- Stated goal -
Repeat every line exactly, keeping the pictures out of the copy.

- Records about charts and figures -
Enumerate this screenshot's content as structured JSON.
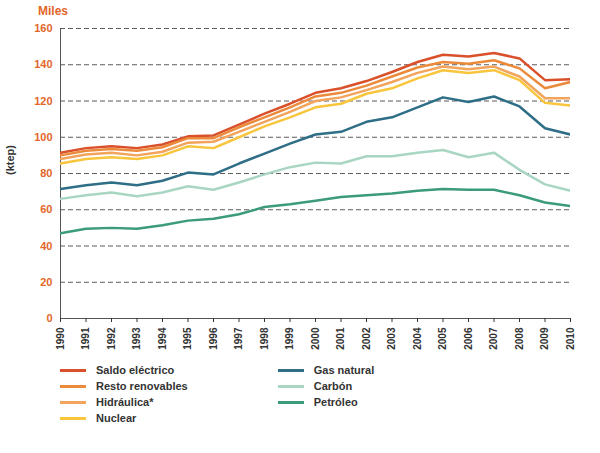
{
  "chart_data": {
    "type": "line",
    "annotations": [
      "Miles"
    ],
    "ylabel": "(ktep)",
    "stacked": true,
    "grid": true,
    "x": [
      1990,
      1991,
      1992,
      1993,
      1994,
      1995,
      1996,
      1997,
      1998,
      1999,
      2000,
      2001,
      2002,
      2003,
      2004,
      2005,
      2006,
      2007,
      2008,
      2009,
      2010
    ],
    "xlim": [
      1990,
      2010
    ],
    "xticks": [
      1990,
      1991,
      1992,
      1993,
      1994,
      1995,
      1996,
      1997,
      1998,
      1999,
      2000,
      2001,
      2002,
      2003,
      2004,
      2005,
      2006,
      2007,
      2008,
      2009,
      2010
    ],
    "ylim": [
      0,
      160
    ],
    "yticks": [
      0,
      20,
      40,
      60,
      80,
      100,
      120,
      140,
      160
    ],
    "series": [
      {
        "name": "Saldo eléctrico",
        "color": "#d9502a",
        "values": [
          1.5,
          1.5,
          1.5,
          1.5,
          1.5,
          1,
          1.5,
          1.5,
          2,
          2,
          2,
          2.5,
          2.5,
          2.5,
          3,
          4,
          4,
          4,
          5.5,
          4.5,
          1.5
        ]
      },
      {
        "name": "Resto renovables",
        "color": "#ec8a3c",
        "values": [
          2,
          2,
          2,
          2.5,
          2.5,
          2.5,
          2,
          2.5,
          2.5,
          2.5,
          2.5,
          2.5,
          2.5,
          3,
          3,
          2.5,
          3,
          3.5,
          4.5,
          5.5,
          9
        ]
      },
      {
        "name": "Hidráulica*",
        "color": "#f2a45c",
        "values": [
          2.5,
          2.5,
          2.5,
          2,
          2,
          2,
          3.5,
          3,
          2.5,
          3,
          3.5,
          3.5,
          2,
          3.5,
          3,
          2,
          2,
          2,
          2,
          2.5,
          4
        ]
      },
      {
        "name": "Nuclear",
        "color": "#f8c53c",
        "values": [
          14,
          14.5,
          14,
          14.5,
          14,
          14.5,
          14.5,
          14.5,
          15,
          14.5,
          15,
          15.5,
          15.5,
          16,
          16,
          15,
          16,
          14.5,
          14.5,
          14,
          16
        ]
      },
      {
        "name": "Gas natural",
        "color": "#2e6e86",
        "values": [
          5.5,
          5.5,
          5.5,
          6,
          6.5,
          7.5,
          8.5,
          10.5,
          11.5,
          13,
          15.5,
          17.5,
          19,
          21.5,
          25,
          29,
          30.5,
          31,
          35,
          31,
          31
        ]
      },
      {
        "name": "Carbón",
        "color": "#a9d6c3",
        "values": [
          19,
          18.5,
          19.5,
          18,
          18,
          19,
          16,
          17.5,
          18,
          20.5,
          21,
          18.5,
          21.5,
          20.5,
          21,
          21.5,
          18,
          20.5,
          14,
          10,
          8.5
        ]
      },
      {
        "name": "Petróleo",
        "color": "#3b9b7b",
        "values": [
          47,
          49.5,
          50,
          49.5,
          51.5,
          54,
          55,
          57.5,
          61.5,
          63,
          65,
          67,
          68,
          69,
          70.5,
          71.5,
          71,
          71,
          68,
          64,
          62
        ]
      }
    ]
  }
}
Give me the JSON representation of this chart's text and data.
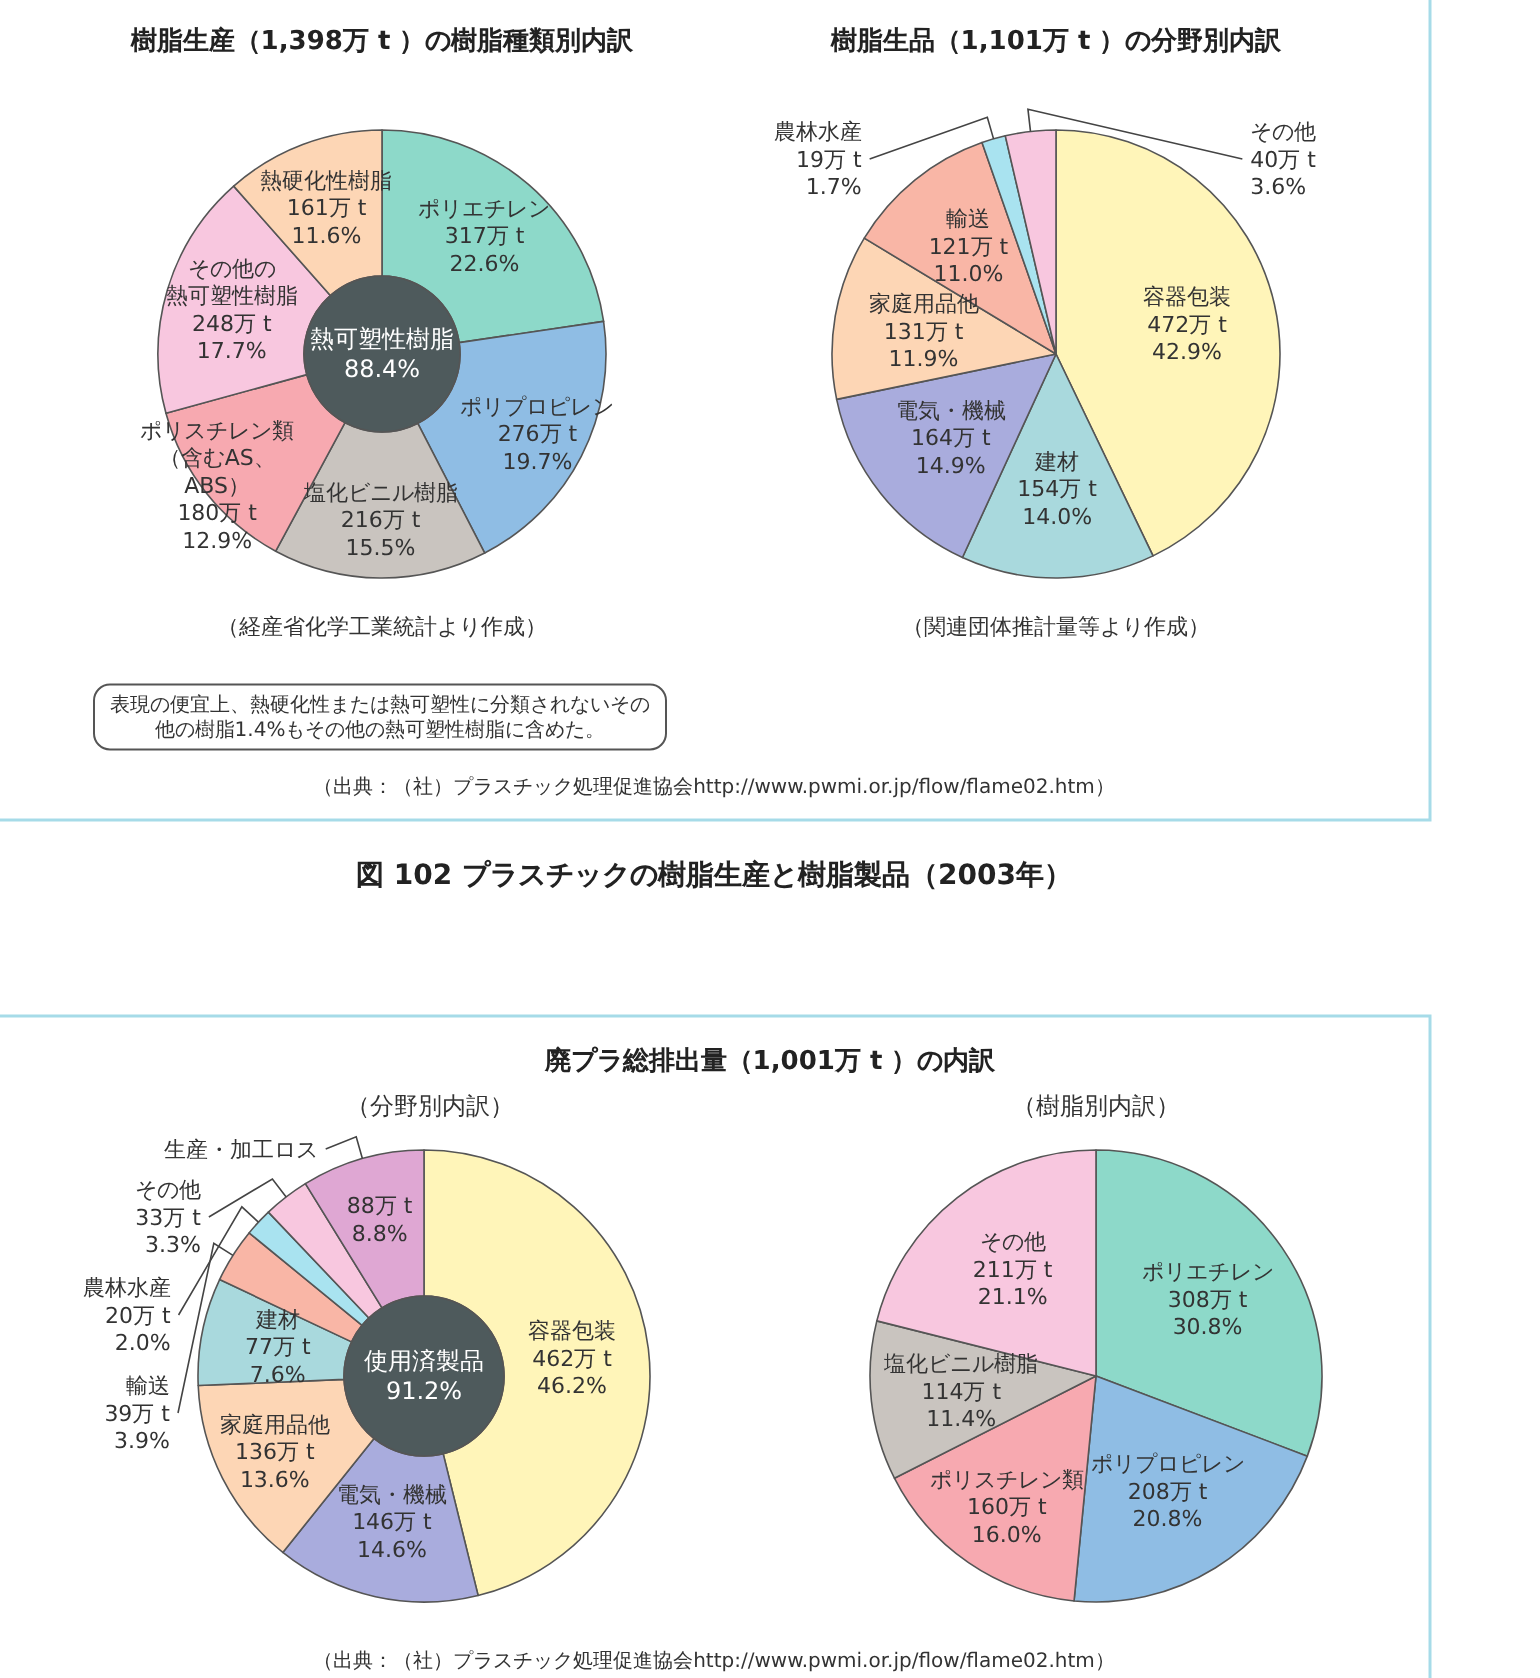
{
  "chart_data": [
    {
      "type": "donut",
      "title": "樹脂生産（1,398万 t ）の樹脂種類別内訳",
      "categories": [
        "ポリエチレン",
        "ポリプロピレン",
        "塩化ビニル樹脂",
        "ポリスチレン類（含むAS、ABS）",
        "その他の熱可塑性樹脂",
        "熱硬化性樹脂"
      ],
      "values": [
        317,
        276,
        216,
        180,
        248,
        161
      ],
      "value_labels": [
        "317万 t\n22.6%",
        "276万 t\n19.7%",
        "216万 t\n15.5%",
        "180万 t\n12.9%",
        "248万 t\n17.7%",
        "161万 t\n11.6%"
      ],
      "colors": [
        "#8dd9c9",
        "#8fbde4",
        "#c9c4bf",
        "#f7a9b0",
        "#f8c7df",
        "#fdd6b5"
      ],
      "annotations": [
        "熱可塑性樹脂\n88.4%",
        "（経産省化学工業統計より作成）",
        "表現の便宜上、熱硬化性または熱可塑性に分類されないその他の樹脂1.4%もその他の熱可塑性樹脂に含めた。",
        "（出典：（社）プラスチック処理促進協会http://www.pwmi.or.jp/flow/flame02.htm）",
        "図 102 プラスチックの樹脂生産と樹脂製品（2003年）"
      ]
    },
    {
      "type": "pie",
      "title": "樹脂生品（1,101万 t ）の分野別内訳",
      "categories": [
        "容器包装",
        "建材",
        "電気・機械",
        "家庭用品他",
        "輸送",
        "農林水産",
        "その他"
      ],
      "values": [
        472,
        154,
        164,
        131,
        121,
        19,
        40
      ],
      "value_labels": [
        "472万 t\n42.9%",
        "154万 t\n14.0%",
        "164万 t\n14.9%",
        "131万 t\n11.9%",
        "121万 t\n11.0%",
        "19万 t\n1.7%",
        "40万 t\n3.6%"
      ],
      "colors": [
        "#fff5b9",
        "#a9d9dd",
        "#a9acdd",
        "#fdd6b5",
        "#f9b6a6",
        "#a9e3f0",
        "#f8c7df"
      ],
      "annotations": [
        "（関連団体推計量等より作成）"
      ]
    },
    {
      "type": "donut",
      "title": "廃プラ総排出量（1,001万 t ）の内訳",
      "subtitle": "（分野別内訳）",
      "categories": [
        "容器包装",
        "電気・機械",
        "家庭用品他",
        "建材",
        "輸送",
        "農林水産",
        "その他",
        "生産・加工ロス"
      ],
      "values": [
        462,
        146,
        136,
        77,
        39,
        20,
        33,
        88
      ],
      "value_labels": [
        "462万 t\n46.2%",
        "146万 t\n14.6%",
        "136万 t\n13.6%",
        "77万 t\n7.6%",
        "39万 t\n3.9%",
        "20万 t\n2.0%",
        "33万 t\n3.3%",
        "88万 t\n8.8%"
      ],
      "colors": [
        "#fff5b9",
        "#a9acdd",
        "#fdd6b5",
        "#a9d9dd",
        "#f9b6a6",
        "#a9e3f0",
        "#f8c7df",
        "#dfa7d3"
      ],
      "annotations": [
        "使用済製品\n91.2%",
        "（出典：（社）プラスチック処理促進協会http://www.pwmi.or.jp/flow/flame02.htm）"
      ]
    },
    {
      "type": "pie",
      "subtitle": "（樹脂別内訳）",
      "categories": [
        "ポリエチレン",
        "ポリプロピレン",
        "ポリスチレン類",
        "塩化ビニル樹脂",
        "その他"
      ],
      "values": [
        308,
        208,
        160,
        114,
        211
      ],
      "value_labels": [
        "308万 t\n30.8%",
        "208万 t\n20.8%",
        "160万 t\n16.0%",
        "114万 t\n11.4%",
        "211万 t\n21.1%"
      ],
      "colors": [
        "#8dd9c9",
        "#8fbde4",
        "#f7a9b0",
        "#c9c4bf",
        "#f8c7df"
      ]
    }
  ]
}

- Answer -
Enumerate this screenshot's content as structured JSON.
{
  "chart_data": {
    "type": "line",
    "annotations": [
      "Miles"
    ],
    "ylabel": "(ktep)",
    "stacked": true,
    "grid": true,
    "x": [
      1990,
      1991,
      1992,
      1993,
      1994,
      1995,
      1996,
      1997,
      1998,
      1999,
      2000,
      2001,
      2002,
      2003,
      2004,
      2005,
      2006,
      2007,
      2008,
      2009,
      2010
    ],
    "xlim": [
      1990,
      2010
    ],
    "xticks": [
      1990,
      1991,
      1992,
      1993,
      1994,
      1995,
      1996,
      1997,
      1998,
      1999,
      2000,
      2001,
      2002,
      2003,
      2004,
      2005,
      2006,
      2007,
      2008,
      2009,
      2010
    ],
    "ylim": [
      0,
      160
    ],
    "yticks": [
      0,
      20,
      40,
      60,
      80,
      100,
      120,
      140,
      160
    ],
    "series": [
      {
        "name": "Saldo eléctrico",
        "color": "#d9502a",
        "values": [
          1.5,
          1.5,
          1.5,
          1.5,
          1.5,
          1,
          1.5,
          1.5,
          2,
          2,
          2,
          2.5,
          2.5,
          2.5,
          3,
          4,
          4,
          4,
          5.5,
          4.5,
          1.5
        ]
      },
      {
        "name": "Resto renovables",
        "color": "#ec8a3c",
        "values": [
          2,
          2,
          2,
          2.5,
          2.5,
          2.5,
          2,
          2.5,
          2.5,
          2.5,
          2.5,
          2.5,
          2.5,
          3,
          3,
          2.5,
          3,
          3.5,
          4.5,
          5.5,
          9
        ]
      },
      {
        "name": "Hidráulica*",
        "color": "#f2a45c",
        "values": [
          2.5,
          2.5,
          2.5,
          2,
          2,
          2,
          3.5,
          3,
          2.5,
          3,
          3.5,
          3.5,
          2,
          3.5,
          3,
          2,
          2,
          2,
          2,
          2.5,
          4
        ]
      },
      {
        "name": "Nuclear",
        "color": "#f8c53c",
        "values": [
          14,
          14.5,
          14,
          14.5,
          14,
          14.5,
          14.5,
          14.5,
          15,
          14.5,
          15,
          15.5,
          15.5,
          16,
          16,
          15,
          16,
          14.5,
          14.5,
          14,
          16
        ]
      },
      {
        "name": "Gas natural",
        "color": "#2e6e86",
        "values": [
          5.5,
          5.5,
          5.5,
          6,
          6.5,
          7.5,
          8.5,
          10.5,
          11.5,
          13,
          15.5,
          17.5,
          19,
          21.5,
          25,
          29,
          30.5,
          31,
          35,
          31,
          31
        ]
      },
      {
        "name": "Carbón",
        "color": "#a9d6c3",
        "values": [
          19,
          18.5,
          19.5,
          18,
          18,
          19,
          16,
          17.5,
          18,
          20.5,
          21,
          18.5,
          21.5,
          20.5,
          21,
          21.5,
          18,
          20.5,
          14,
          10,
          8.5
        ]
      },
      {
        "name": "Petróleo",
        "color": "#3b9b7b",
        "values": [
          47,
          49.5,
          50,
          49.5,
          51.5,
          54,
          55,
          57.5,
          61.5,
          63,
          65,
          67,
          68,
          69,
          70.5,
          71.5,
          71,
          71,
          68,
          64,
          62
        ]
      }
    ]
  }
}
Give me the JSON representation of this chart's text and data.
{
  "chart_data": [
    {
      "type": "donut",
      "title": "樹脂生産（1,398万 t ）の樹脂種類別内訳",
      "categories": [
        "ポリエチレン",
        "ポリプロピレン",
        "塩化ビニル樹脂",
        "ポリスチレン類（含むAS、ABS）",
        "その他の熱可塑性樹脂",
        "熱硬化性樹脂"
      ],
      "values": [
        317,
        276,
        216,
        180,
        248,
        161
      ],
      "value_labels": [
        "317万 t\n22.6%",
        "276万 t\n19.7%",
        "216万 t\n15.5%",
        "180万 t\n12.9%",
        "248万 t\n17.7%",
        "161万 t\n11.6%"
      ],
      "colors": [
        "#8dd9c9",
        "#8fbde4",
        "#c9c4bf",
        "#f7a9b0",
        "#f8c7df",
        "#fdd6b5"
      ],
      "annotations": [
        "熱可塑性樹脂\n88.4%",
        "（経産省化学工業統計より作成）",
        "表現の便宜上、熱硬化性または熱可塑性に分類されないその他の樹脂1.4%もその他の熱可塑性樹脂に含めた。",
        "（出典：（社）プラスチック処理促進協会http://www.pwmi.or.jp/flow/flame02.htm）",
        "図 102 プラスチックの樹脂生産と樹脂製品（2003年）"
      ]
    },
    {
      "type": "pie",
      "title": "樹脂生品（1,101万 t ）の分野別内訳",
      "categories": [
        "容器包装",
        "建材",
        "電気・機械",
        "家庭用品他",
        "輸送",
        "農林水産",
        "その他"
      ],
      "values": [
        472,
        154,
        164,
        131,
        121,
        19,
        40
      ],
      "value_labels": [
        "472万 t\n42.9%",
        "154万 t\n14.0%",
        "164万 t\n14.9%",
        "131万 t\n11.9%",
        "121万 t\n11.0%",
        "19万 t\n1.7%",
        "40万 t\n3.6%"
      ],
      "colors": [
        "#fff5b9",
        "#a9d9dd",
        "#a9acdd",
        "#fdd6b5",
        "#f9b6a6",
        "#a9e3f0",
        "#f8c7df"
      ],
      "annotations": [
        "（関連団体推計量等より作成）"
      ]
    },
    {
      "type": "donut",
      "title": "廃プラ総排出量（1,001万 t ）の内訳",
      "subtitle": "（分野別内訳）",
      "categories": [
        "容器包装",
        "電気・機械",
        "家庭用品他",
        "建材",
        "輸送",
        "農林水産",
        "その他",
        "生産・加工ロス"
      ],
      "values": [
        462,
        146,
        136,
        77,
        39,
        20,
        33,
        88
      ],
      "value_labels": [
        "462万 t\n46.2%",
        "146万 t\n14.6%",
        "136万 t\n13.6%",
        "77万 t\n7.6%",
        "39万 t\n3.9%",
        "20万 t\n2.0%",
        "33万 t\n3.3%",
        "88万 t\n8.8%"
      ],
      "colors": [
        "#fff5b9",
        "#a9acdd",
        "#fdd6b5",
        "#a9d9dd",
        "#f9b6a6",
        "#a9e3f0",
        "#f8c7df",
        "#dfa7d3"
      ],
      "annotations": [
        "使用済製品\n91.2%",
        "（出典：（社）プラスチック処理促進協会http://www.pwmi.or.jp/flow/flame02.htm）"
      ]
    },
    {
      "type": "pie",
      "subtitle": "（樹脂別内訳）",
      "categories": [
        "ポリエチレン",
        "ポリプロピレン",
        "ポリスチレン類",
        "塩化ビニル樹脂",
        "その他"
      ],
      "values": [
        308,
        208,
        160,
        114,
        211
      ],
      "value_labels": [
        "308万 t\n30.8%",
        "208万 t\n20.8%",
        "160万 t\n16.0%",
        "114万 t\n11.4%",
        "211万 t\n21.1%"
      ],
      "colors": [
        "#8dd9c9",
        "#8fbde4",
        "#f7a9b0",
        "#c9c4bf",
        "#f8c7df"
      ]
    }
  ]
}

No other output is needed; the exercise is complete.